Exercise instructions >> Pictures appear in the records below; write out everything else exactly.

[start Stored records]

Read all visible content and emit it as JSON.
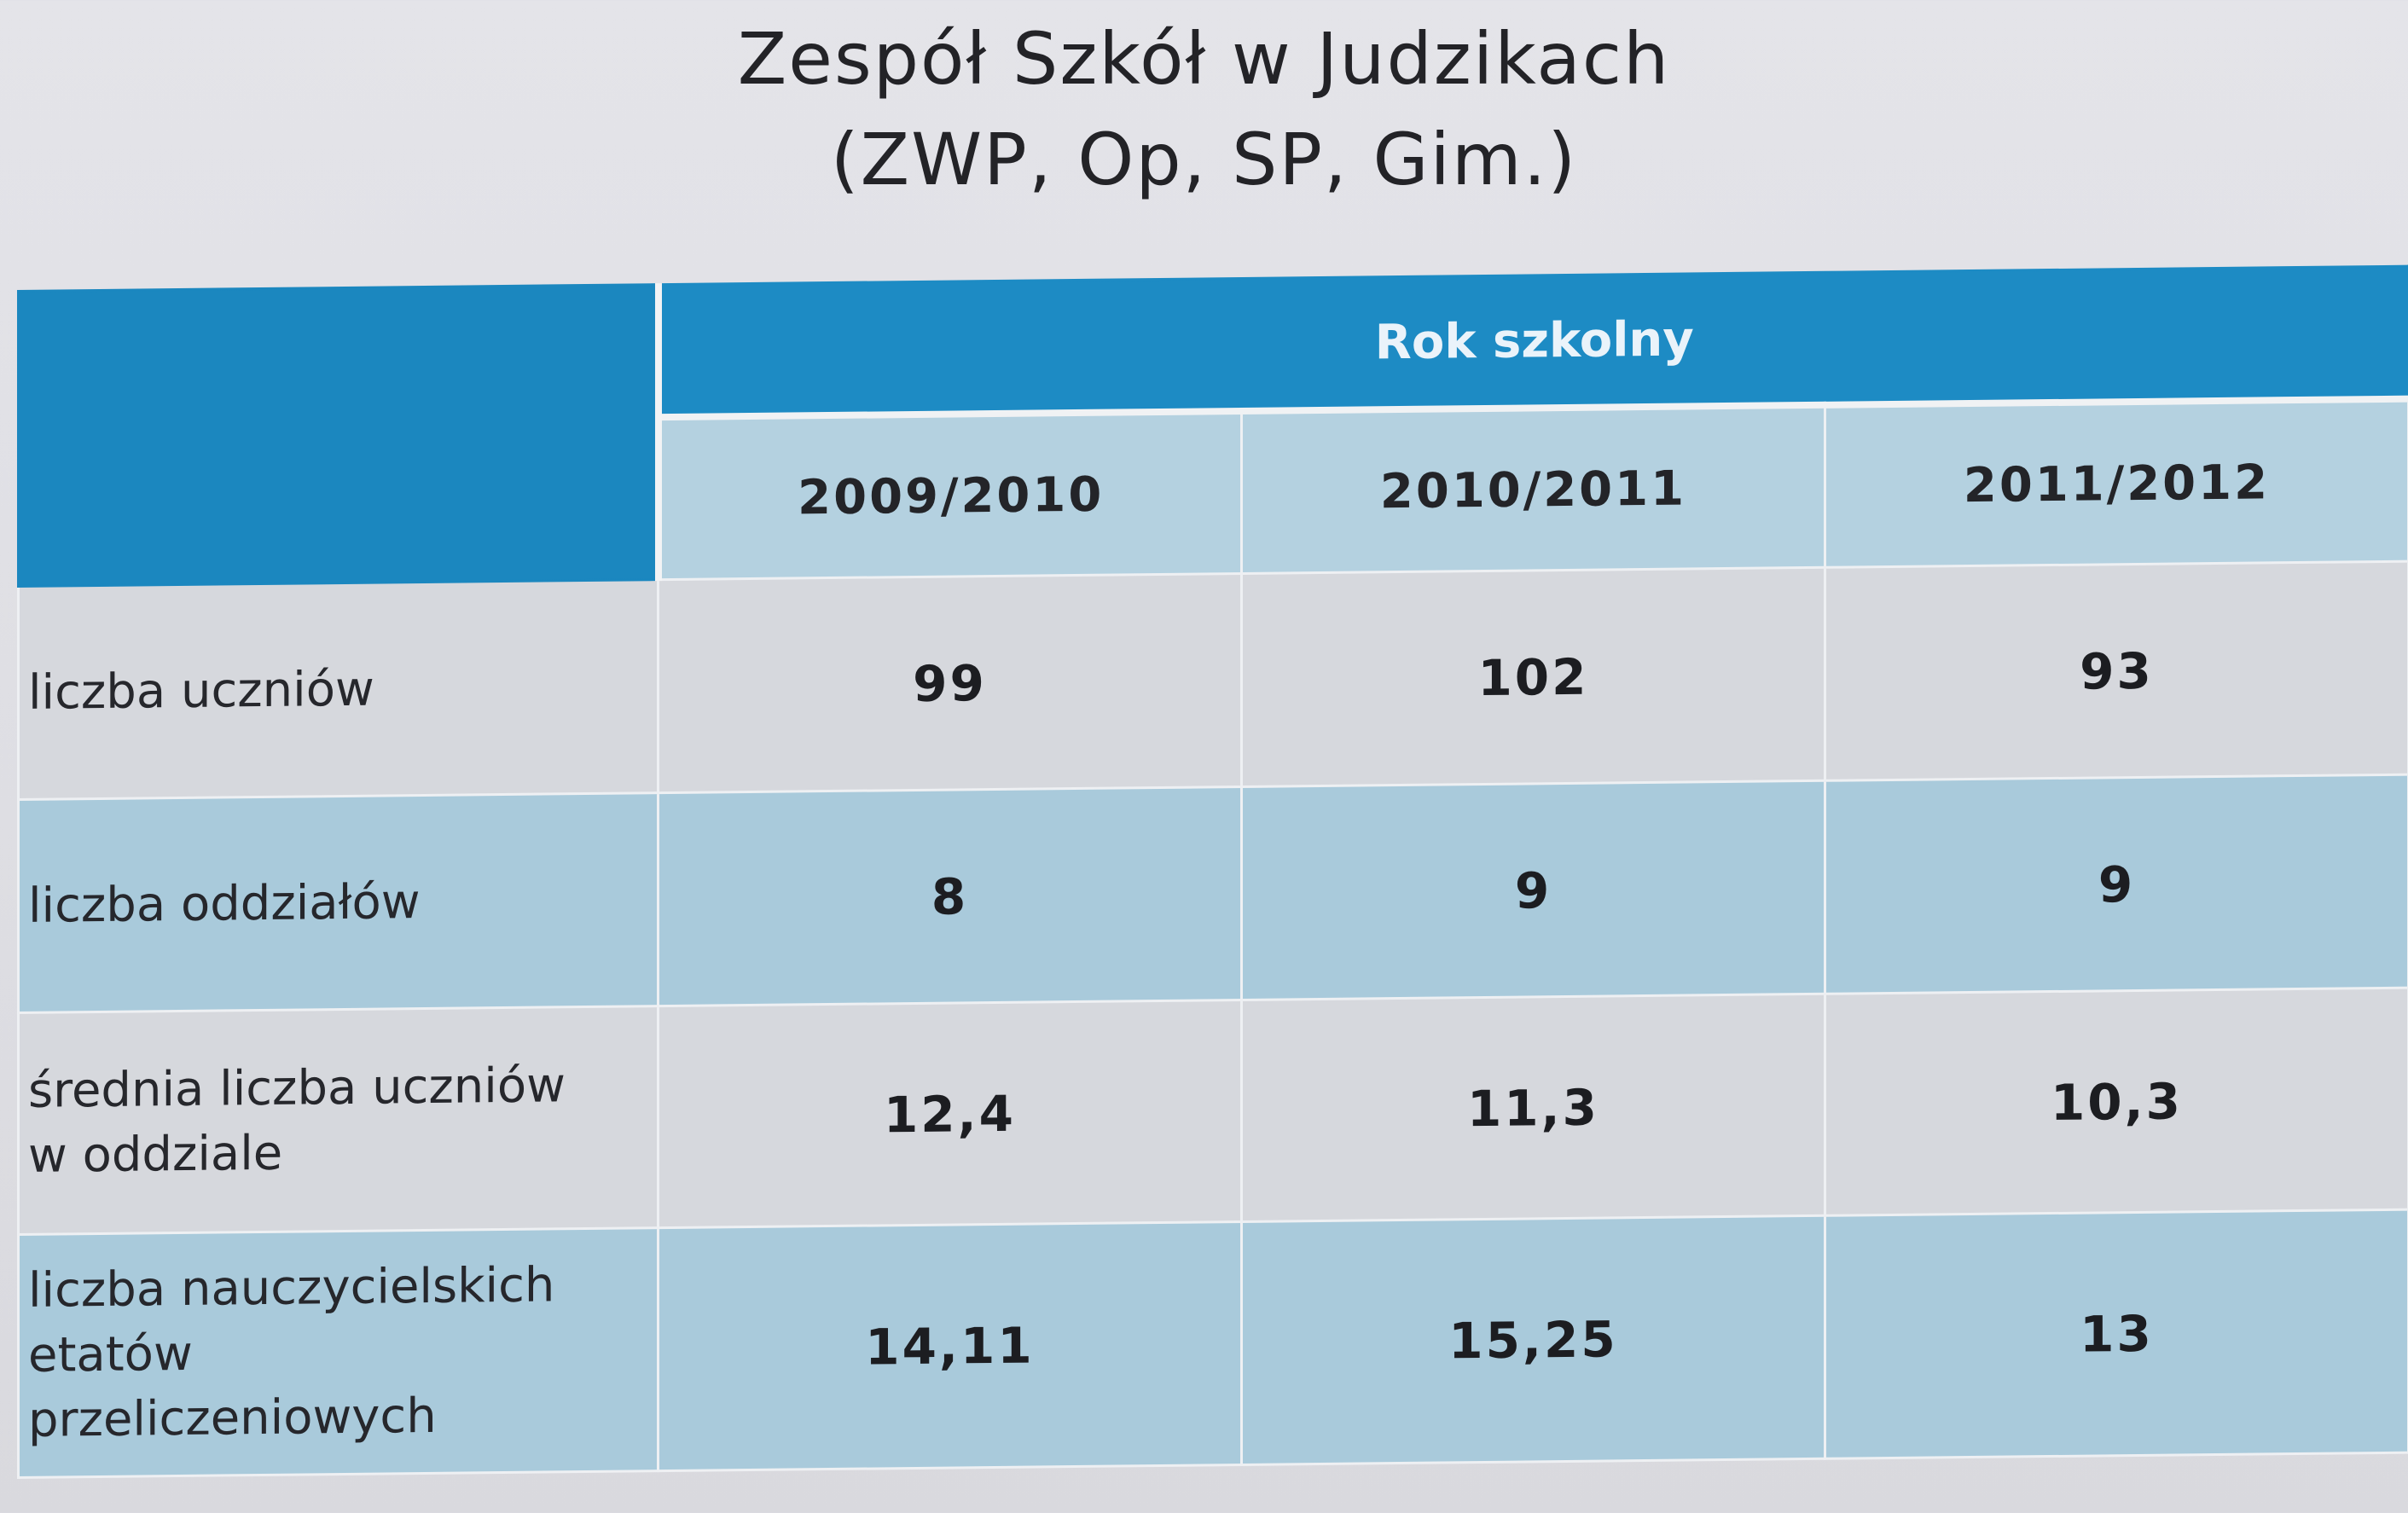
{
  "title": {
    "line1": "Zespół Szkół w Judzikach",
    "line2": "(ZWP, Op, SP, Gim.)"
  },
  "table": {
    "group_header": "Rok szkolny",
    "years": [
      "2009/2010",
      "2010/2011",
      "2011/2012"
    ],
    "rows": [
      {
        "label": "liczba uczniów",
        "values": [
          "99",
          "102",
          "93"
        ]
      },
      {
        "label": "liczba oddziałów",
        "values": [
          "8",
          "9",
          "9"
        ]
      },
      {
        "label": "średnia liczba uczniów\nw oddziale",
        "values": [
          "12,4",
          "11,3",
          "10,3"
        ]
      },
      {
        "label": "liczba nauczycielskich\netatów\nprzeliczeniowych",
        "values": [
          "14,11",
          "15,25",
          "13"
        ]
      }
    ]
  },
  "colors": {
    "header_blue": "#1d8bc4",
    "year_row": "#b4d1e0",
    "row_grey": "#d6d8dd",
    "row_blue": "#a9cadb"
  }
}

[end Stored records]

The output >>
Read all visible content and emit it as JSON.
{
  "title": {
    "line1": "Zespół Szkół w Judzikach",
    "line2": "(ZWP, Op, SP, Gim.)"
  },
  "table": {
    "group_header": "Rok szkolny",
    "years": [
      "2009/2010",
      "2010/2011",
      "2011/2012"
    ],
    "rows": [
      {
        "label": "liczba uczniów",
        "values": [
          "99",
          "102",
          "93"
        ]
      },
      {
        "label": "liczba oddziałów",
        "values": [
          "8",
          "9",
          "9"
        ]
      },
      {
        "label": "średnia liczba uczniów\nw oddziale",
        "values": [
          "12,4",
          "11,3",
          "10,3"
        ]
      },
      {
        "label": "liczba nauczycielskich\netatów\nprzeliczeniowych",
        "values": [
          "14,11",
          "15,25",
          "13"
        ]
      }
    ]
  },
  "colors": {
    "header_blue": "#1d8bc4",
    "year_row": "#b4d1e0",
    "row_grey": "#d6d8dd",
    "row_blue": "#a9cadb"
  }
}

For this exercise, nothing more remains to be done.